Single out the lines that include the word "Руденка". Copy them.

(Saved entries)
****
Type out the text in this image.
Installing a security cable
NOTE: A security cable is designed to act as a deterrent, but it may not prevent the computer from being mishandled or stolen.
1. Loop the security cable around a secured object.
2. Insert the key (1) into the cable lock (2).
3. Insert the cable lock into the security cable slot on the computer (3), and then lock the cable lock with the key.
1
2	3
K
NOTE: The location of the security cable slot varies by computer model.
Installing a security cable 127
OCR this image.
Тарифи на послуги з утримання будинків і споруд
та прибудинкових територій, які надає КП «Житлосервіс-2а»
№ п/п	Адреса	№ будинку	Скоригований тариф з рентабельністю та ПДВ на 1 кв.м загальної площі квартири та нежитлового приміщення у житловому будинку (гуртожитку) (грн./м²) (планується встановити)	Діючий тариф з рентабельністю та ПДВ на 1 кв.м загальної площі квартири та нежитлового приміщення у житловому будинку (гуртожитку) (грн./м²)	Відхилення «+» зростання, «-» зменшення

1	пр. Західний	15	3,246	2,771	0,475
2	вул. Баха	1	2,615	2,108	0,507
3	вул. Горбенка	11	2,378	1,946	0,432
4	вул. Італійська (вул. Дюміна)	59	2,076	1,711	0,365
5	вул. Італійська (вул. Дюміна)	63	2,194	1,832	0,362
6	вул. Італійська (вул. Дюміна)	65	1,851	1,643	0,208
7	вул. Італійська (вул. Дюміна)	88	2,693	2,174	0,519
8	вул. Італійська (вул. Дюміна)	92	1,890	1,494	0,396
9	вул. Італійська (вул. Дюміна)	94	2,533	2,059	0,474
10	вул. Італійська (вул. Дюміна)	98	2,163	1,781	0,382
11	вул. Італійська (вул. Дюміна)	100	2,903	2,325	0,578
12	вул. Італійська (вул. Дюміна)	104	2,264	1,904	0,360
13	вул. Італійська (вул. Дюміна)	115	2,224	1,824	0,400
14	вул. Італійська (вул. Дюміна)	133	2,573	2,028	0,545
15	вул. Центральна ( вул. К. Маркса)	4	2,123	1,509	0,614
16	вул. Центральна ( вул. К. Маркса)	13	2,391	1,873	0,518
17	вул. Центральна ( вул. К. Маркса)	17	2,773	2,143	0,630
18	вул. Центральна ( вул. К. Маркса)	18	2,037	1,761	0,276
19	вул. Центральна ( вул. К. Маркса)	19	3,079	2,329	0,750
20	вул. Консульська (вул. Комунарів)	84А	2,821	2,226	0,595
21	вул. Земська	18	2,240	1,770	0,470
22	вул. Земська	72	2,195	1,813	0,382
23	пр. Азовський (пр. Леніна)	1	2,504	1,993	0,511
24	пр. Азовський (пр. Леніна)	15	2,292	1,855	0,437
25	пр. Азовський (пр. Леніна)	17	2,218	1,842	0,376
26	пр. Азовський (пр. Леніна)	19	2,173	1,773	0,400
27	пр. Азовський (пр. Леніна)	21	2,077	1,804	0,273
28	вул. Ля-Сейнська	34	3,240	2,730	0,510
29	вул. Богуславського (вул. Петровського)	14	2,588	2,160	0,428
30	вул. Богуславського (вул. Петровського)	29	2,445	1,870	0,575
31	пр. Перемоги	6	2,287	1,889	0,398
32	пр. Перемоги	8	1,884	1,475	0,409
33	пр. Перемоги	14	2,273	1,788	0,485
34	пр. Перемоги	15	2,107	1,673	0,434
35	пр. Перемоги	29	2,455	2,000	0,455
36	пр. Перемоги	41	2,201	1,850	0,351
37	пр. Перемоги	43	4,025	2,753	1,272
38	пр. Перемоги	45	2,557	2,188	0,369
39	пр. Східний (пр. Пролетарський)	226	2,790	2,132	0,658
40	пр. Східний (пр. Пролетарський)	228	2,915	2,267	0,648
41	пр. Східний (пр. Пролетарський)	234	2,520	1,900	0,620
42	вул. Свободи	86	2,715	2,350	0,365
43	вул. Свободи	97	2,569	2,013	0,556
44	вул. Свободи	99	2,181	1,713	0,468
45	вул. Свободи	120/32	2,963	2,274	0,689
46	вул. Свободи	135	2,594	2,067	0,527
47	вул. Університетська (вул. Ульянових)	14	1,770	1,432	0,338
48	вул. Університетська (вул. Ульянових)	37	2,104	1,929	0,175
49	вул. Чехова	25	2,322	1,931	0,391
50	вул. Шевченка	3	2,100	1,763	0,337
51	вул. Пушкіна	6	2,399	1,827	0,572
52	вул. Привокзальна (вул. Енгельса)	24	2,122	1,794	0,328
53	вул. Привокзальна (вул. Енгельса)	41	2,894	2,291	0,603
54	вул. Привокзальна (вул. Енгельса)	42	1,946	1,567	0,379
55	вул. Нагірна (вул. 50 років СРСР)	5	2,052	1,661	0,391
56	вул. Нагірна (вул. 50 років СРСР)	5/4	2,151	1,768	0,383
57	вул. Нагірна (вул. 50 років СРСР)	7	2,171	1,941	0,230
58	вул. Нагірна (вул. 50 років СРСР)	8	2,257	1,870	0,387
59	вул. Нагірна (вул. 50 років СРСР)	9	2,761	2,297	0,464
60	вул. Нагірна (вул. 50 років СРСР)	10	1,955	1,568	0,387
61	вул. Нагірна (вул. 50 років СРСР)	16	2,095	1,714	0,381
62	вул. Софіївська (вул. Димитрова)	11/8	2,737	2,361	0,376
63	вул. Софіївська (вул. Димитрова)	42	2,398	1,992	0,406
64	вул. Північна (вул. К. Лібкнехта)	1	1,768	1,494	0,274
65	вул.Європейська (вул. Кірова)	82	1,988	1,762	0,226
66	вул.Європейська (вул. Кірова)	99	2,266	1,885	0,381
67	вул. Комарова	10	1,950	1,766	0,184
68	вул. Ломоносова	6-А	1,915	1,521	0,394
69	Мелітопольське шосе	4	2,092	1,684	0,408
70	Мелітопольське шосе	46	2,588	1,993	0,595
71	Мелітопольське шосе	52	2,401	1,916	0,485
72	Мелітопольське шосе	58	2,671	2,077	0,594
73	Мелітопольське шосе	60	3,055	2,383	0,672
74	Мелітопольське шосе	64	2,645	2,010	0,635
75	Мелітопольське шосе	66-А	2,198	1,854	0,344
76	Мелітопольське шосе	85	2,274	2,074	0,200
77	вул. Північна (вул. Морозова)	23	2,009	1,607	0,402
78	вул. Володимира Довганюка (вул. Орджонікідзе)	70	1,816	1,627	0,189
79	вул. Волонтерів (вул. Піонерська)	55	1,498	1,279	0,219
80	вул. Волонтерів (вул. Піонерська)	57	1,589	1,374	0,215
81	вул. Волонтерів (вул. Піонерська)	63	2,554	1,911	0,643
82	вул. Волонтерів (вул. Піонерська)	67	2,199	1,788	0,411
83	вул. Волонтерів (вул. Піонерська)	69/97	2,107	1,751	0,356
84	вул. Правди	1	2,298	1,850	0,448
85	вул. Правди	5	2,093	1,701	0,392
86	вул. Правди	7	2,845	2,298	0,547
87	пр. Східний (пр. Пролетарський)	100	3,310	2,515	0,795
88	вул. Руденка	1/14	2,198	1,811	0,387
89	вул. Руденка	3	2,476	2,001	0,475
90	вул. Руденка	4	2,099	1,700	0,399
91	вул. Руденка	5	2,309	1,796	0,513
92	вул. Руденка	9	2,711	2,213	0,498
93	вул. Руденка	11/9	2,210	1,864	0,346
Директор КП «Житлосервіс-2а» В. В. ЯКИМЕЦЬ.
****
Worked solution:
88	вул. Руденка	1/14	2,198	1,811	0,387
89	вул. Руденка	3	2,476	2,001	0,475
90	вул. Руденка	4	2,099	1,700	0,399
91	вул. Руденка	5	2,309	1,796	0,513
92	вул. Руденка	9	2,711	2,213	0,498
93	вул. Руденка	11/9	2,210	1,864	0,346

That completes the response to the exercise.